=== Short problem ===
The listing must be reproduced in full, exactly as it stands.

## Start

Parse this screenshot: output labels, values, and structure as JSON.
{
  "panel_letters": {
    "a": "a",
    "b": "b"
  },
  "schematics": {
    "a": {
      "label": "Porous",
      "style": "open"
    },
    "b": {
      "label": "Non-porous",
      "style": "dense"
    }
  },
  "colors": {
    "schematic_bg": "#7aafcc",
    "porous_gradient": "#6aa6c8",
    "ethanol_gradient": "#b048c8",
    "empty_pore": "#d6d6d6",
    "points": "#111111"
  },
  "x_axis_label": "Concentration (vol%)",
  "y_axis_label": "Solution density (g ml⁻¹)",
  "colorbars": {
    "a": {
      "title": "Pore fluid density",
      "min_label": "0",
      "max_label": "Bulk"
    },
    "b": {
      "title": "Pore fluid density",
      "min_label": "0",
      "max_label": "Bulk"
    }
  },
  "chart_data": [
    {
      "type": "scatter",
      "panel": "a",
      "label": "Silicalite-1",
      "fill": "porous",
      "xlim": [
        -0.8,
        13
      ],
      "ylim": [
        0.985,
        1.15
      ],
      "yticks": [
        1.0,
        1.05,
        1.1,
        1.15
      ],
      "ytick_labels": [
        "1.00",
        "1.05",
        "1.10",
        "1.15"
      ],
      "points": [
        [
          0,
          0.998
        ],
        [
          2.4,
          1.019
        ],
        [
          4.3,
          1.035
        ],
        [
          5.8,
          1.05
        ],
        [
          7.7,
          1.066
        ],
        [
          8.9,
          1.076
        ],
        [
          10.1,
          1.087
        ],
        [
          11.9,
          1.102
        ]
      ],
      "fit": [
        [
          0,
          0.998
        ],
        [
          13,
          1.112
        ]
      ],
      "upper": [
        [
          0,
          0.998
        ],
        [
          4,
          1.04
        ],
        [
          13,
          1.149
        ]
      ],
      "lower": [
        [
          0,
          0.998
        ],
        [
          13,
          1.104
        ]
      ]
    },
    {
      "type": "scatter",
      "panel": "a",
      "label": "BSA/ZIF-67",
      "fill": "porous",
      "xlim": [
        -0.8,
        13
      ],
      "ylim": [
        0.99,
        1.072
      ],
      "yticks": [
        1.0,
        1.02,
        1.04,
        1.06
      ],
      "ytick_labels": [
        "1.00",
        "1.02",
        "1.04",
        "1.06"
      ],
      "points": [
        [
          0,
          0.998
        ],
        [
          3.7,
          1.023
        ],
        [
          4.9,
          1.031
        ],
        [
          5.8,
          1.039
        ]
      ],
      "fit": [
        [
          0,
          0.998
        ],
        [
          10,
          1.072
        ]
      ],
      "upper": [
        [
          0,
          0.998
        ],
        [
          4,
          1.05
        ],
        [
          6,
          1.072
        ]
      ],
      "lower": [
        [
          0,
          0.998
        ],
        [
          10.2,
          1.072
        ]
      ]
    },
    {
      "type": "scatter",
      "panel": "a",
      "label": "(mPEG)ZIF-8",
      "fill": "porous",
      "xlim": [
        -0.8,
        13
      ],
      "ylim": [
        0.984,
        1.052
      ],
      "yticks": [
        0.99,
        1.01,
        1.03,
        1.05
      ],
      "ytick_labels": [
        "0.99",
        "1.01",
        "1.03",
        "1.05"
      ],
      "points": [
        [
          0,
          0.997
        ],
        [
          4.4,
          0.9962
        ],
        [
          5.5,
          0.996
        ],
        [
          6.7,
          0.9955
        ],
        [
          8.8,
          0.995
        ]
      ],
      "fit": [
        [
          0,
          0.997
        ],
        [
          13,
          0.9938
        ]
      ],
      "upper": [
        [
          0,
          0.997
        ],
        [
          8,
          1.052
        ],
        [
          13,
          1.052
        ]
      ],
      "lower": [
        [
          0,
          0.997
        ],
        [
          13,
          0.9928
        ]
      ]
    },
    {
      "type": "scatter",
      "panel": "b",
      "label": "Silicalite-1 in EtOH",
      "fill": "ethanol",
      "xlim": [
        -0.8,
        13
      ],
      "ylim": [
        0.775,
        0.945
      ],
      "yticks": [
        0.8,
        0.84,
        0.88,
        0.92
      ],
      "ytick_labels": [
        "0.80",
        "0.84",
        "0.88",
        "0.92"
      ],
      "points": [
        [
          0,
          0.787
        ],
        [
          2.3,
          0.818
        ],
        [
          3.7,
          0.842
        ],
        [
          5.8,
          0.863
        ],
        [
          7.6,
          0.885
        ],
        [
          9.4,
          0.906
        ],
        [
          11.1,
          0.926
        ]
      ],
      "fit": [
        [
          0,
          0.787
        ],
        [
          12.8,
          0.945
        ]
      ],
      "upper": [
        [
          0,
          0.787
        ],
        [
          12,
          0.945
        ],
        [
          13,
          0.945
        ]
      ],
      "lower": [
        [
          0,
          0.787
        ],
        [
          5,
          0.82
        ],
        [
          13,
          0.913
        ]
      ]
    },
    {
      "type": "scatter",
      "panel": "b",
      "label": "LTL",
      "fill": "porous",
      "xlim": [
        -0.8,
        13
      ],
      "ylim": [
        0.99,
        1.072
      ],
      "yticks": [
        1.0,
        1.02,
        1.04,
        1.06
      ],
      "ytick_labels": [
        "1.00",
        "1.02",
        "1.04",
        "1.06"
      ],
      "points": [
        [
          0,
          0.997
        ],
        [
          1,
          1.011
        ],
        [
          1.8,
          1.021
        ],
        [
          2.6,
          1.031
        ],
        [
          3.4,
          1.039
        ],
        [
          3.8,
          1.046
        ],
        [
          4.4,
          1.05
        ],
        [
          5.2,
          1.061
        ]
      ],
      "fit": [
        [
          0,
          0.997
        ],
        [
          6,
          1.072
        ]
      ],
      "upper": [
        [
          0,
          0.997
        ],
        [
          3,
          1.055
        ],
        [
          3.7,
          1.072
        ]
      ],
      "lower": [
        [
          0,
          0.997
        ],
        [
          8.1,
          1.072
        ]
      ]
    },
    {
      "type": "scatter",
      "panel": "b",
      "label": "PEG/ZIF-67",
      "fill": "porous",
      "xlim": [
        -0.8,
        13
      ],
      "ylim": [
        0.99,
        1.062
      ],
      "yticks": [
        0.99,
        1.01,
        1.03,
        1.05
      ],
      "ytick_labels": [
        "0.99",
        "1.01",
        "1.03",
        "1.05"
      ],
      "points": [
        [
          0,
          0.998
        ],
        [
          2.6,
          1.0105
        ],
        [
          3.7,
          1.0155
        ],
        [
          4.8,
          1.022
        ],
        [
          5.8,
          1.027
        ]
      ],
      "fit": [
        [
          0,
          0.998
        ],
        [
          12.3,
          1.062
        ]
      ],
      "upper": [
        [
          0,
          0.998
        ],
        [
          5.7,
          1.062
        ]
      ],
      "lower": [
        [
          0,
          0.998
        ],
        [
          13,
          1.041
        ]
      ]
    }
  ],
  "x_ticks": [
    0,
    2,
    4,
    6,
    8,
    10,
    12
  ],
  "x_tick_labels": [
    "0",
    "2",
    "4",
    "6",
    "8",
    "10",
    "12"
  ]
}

## End

=== Correct output ===
Parse this screenshot: output labels, values, and structure as JSON.
{
  "panel_letters": {
    "a": "a",
    "b": "b"
  },
  "schematics": {
    "a": {
      "label": "Porous",
      "style": "open"
    },
    "b": {
      "label": "Non-porous",
      "style": "dense"
    }
  },
  "colors": {
    "schematic_bg": "#7aafcc",
    "porous_gradient": "#6aa6c8",
    "ethanol_gradient": "#b048c8",
    "empty_pore": "#d6d6d6",
    "points": "#111111"
  },
  "x_axis_label": "Concentration (vol%)",
  "y_axis_label": "Solution density (g ml⁻¹)",
  "colorbars": {
    "a": {
      "title": "Pore fluid density",
      "min_label": "0",
      "max_label": "Bulk"
    },
    "b": {
      "title": "Pore fluid density",
      "min_label": "0",
      "max_label": "Bulk"
    }
  },
  "chart_data": [
    {
      "type": "scatter",
      "panel": "a",
      "label": "Silicalite-1",
      "fill": "porous",
      "xlim": [
        -0.8,
        13
      ],
      "ylim": [
        0.985,
        1.15
      ],
      "yticks": [
        1.0,
        1.05,
        1.1,
        1.15
      ],
      "ytick_labels": [
        "1.00",
        "1.05",
        "1.10",
        "1.15"
      ],
      "points": [
        [
          0,
          0.998
        ],
        [
          2.4,
          1.019
        ],
        [
          4.3,
          1.035
        ],
        [
          5.8,
          1.05
        ],
        [
          7.7,
          1.066
        ],
        [
          8.9,
          1.076
        ],
        [
          10.1,
          1.087
        ],
        [
          11.9,
          1.102
        ]
      ],
      "fit": [
        [
          0,
          0.998
        ],
        [
          13,
          1.112
        ]
      ],
      "upper": [
        [
          0,
          0.998
        ],
        [
          4,
          1.04
        ],
        [
          13,
          1.149
        ]
      ],
      "lower": [
        [
          0,
          0.998
        ],
        [
          13,
          1.104
        ]
      ]
    },
    {
      "type": "scatter",
      "panel": "a",
      "label": "BSA/ZIF-67",
      "fill": "porous",
      "xlim": [
        -0.8,
        13
      ],
      "ylim": [
        0.99,
        1.072
      ],
      "yticks": [
        1.0,
        1.02,
        1.04,
        1.06
      ],
      "ytick_labels": [
        "1.00",
        "1.02",
        "1.04",
        "1.06"
      ],
      "points": [
        [
          0,
          0.998
        ],
        [
          3.7,
          1.023
        ],
        [
          4.9,
          1.031
        ],
        [
          5.8,
          1.039
        ]
      ],
      "fit": [
        [
          0,
          0.998
        ],
        [
          10,
          1.072
        ]
      ],
      "upper": [
        [
          0,
          0.998
        ],
        [
          4,
          1.05
        ],
        [
          6,
          1.072
        ]
      ],
      "lower": [
        [
          0,
          0.998
        ],
        [
          10.2,
          1.072
        ]
      ]
    },
    {
      "type": "scatter",
      "panel": "a",
      "label": "(mPEG)ZIF-8",
      "fill": "porous",
      "xlim": [
        -0.8,
        13
      ],
      "ylim": [
        0.984,
        1.052
      ],
      "yticks": [
        0.99,
        1.01,
        1.03,
        1.05
      ],
      "ytick_labels": [
        "0.99",
        "1.01",
        "1.03",
        "1.05"
      ],
      "points": [
        [
          0,
          0.997
        ],
        [
          4.4,
          0.9962
        ],
        [
          5.5,
          0.996
        ],
        [
          6.7,
          0.9955
        ],
        [
          8.8,
          0.995
        ]
      ],
      "fit": [
        [
          0,
          0.997
        ],
        [
          13,
          0.9938
        ]
      ],
      "upper": [
        [
          0,
          0.997
        ],
        [
          8,
          1.052
        ],
        [
          13,
          1.052
        ]
      ],
      "lower": [
        [
          0,
          0.997
        ],
        [
          13,
          0.9928
        ]
      ]
    },
    {
      "type": "scatter",
      "panel": "b",
      "label": "Silicalite-1 in EtOH",
      "fill": "ethanol",
      "xlim": [
        -0.8,
        13
      ],
      "ylim": [
        0.775,
        0.945
      ],
      "yticks": [
        0.8,
        0.84,
        0.88,
        0.92
      ],
      "ytick_labels": [
        "0.80",
        "0.84",
        "0.88",
        "0.92"
      ],
      "points": [
        [
          0,
          0.787
        ],
        [
          2.3,
          0.818
        ],
        [
          3.7,
          0.842
        ],
        [
          5.8,
          0.863
        ],
        [
          7.6,
          0.885
        ],
        [
          9.4,
          0.906
        ],
        [
          11.1,
          0.926
        ]
      ],
      "fit": [
        [
          0,
          0.787
        ],
        [
          12.8,
          0.945
        ]
      ],
      "upper": [
        [
          0,
          0.787
        ],
        [
          12,
          0.945
        ],
        [
          13,
          0.945
        ]
      ],
      "lower": [
        [
          0,
          0.787
        ],
        [
          5,
          0.82
        ],
        [
          13,
          0.913
        ]
      ]
    },
    {
      "type": "scatter",
      "panel": "b",
      "label": "LTL",
      "fill": "porous",
      "xlim": [
        -0.8,
        13
      ],
      "ylim": [
        0.99,
        1.072
      ],
      "yticks": [
        1.0,
        1.02,
        1.04,
        1.06
      ],
      "ytick_labels": [
        "1.00",
        "1.02",
        "1.04",
        "1.06"
      ],
      "points": [
        [
          0,
          0.997
        ],
        [
          1,
          1.011
        ],
        [
          1.8,
          1.021
        ],
        [
          2.6,
          1.031
        ],
        [
          3.4,
          1.039
        ],
        [
          3.8,
          1.046
        ],
        [
          4.4,
          1.05
        ],
        [
          5.2,
          1.061
        ]
      ],
      "fit": [
        [
          0,
          0.997
        ],
        [
          6,
          1.072
        ]
      ],
      "upper": [
        [
          0,
          0.997
        ],
        [
          3,
          1.055
        ],
        [
          3.7,
          1.072
        ]
      ],
      "lower": [
        [
          0,
          0.997
        ],
        [
          8.1,
          1.072
        ]
      ]
    },
    {
      "type": "scatter",
      "panel": "b",
      "label": "PEG/ZIF-67",
      "fill": "porous",
      "xlim": [
        -0.8,
        13
      ],
      "ylim": [
        0.99,
        1.062
      ],
      "yticks": [
        0.99,
        1.01,
        1.03,
        1.05
      ],
      "ytick_labels": [
        "0.99",
        "1.01",
        "1.03",
        "1.05"
      ],
      "points": [
        [
          0,
          0.998
        ],
        [
          2.6,
          1.0105
        ],
        [
          3.7,
          1.0155
        ],
        [
          4.8,
          1.022
        ],
        [
          5.8,
          1.027
        ]
      ],
      "fit": [
        [
          0,
          0.998
        ],
        [
          12.3,
          1.062
        ]
      ],
      "upper": [
        [
          0,
          0.998
        ],
        [
          5.7,
          1.062
        ]
      ],
      "lower": [
        [
          0,
          0.998
        ],
        [
          13,
          1.041
        ]
      ]
    }
  ],
  "x_ticks": [
    0,
    2,
    4,
    6,
    8,
    10,
    12
  ],
  "x_tick_labels": [
    "0",
    "2",
    "4",
    "6",
    "8",
    "10",
    "12"
  ]
}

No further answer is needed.